Given data:
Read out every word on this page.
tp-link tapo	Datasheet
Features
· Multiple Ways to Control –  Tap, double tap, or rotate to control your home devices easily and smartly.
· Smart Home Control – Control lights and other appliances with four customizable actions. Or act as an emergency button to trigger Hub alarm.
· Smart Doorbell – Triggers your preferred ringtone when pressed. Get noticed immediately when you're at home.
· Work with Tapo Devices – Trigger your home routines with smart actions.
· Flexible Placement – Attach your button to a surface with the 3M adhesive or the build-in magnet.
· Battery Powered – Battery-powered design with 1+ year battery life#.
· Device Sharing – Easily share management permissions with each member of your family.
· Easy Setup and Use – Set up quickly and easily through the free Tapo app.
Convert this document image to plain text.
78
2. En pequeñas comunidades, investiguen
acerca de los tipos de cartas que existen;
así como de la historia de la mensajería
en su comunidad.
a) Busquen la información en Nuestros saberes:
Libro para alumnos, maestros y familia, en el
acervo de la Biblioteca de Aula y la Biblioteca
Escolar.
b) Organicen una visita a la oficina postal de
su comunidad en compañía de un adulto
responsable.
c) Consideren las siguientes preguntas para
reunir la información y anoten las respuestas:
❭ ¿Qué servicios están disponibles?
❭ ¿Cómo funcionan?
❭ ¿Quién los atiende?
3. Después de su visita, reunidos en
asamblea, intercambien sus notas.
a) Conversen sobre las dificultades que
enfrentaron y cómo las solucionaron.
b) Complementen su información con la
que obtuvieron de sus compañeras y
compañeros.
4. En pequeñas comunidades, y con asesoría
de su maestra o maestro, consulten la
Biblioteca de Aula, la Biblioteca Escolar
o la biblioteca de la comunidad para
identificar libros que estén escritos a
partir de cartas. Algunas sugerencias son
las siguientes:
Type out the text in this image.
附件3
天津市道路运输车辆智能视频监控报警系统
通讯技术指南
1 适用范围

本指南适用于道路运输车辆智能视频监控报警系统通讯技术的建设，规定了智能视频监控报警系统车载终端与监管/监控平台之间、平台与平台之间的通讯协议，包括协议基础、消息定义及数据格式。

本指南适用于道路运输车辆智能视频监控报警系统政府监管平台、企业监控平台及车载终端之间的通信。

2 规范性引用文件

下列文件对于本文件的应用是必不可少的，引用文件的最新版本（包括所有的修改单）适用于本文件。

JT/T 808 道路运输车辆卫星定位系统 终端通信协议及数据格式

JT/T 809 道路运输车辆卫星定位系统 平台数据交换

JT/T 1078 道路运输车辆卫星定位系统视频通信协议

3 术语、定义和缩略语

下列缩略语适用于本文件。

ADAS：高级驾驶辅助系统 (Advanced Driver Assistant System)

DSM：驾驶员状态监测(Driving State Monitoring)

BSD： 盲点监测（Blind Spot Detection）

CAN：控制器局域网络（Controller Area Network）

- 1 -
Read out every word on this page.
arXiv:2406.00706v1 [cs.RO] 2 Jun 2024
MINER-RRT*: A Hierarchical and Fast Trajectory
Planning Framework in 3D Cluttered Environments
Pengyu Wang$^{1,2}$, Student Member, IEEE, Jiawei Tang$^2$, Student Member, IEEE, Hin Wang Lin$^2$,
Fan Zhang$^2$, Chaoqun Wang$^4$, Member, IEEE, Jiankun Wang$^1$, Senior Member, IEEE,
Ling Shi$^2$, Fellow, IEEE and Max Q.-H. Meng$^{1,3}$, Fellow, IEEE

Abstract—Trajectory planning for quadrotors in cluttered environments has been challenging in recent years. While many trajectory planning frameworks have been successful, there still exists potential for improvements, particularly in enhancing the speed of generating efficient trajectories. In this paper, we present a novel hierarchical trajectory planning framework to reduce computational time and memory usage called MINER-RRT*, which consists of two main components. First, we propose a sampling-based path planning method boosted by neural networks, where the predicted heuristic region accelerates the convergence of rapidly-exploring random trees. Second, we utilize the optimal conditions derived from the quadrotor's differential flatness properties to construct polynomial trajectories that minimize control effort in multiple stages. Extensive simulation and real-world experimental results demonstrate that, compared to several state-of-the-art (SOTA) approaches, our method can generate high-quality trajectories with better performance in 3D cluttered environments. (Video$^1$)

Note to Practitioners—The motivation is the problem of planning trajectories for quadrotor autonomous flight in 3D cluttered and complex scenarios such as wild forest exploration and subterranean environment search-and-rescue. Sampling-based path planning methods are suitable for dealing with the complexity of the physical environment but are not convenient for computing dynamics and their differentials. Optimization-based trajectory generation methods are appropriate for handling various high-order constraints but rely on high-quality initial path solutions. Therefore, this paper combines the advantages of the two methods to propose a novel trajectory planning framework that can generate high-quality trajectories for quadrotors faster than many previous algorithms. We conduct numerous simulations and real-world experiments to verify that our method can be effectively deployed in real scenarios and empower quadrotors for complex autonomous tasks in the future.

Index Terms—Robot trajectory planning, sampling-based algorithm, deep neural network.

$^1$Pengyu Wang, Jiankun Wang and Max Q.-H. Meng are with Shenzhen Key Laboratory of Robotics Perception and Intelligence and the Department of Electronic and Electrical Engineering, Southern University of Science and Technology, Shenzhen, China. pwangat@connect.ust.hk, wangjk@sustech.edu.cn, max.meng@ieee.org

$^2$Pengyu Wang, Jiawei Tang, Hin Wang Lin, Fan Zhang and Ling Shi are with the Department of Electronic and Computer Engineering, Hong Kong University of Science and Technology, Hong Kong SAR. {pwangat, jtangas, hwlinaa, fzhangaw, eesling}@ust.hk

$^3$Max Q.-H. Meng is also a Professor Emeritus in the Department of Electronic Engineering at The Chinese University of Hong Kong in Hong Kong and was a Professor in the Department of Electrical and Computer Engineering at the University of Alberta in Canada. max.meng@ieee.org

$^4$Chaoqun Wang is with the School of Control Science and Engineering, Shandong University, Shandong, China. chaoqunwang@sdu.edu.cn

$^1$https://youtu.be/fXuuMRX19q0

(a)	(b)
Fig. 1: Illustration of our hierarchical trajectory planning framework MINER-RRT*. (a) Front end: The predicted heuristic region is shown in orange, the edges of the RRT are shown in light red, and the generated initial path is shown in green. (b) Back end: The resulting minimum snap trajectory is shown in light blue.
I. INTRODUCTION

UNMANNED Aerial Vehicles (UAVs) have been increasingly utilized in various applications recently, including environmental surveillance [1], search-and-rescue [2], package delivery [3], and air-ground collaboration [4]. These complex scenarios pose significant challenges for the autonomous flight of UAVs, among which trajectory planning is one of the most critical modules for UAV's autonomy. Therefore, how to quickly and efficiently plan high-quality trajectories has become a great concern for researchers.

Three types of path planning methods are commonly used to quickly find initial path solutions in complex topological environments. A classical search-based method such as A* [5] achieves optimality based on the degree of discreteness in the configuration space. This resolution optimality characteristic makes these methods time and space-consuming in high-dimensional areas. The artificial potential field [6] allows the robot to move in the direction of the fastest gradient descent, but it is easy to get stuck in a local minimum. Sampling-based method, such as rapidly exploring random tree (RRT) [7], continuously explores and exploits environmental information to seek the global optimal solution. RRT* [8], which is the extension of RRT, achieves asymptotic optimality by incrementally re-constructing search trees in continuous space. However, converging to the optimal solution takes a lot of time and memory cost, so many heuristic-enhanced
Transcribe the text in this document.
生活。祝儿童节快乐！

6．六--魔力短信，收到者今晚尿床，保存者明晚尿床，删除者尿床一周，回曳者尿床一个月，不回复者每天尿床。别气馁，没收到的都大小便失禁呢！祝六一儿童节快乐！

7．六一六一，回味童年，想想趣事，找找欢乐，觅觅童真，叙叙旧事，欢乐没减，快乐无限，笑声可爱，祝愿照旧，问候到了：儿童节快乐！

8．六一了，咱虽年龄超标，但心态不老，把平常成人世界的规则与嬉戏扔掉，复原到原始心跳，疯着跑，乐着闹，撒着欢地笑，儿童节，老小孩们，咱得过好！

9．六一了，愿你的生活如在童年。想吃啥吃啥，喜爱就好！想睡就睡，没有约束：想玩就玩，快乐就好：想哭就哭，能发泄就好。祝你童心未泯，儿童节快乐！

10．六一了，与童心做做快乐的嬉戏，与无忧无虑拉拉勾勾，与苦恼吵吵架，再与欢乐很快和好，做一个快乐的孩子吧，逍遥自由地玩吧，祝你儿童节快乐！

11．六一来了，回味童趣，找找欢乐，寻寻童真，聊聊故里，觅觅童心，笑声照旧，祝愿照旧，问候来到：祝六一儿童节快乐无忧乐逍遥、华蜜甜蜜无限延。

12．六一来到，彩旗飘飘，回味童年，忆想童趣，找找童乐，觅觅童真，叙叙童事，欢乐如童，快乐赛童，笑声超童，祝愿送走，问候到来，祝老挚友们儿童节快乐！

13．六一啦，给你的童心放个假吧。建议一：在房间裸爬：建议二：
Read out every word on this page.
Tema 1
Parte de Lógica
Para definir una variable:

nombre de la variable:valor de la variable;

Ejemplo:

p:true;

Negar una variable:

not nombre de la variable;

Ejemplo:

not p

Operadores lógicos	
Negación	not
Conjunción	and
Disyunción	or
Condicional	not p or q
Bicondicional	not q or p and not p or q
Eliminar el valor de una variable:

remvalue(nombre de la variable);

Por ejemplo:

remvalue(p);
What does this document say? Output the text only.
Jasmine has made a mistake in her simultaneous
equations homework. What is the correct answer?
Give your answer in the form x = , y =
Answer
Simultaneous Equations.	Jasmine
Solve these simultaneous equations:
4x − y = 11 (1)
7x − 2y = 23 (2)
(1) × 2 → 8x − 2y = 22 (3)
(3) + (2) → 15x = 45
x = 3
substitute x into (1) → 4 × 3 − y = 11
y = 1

What the task requires: Say how many lines in the records hold the string "pequeñas", and say nothing else.

Exercise answer: 2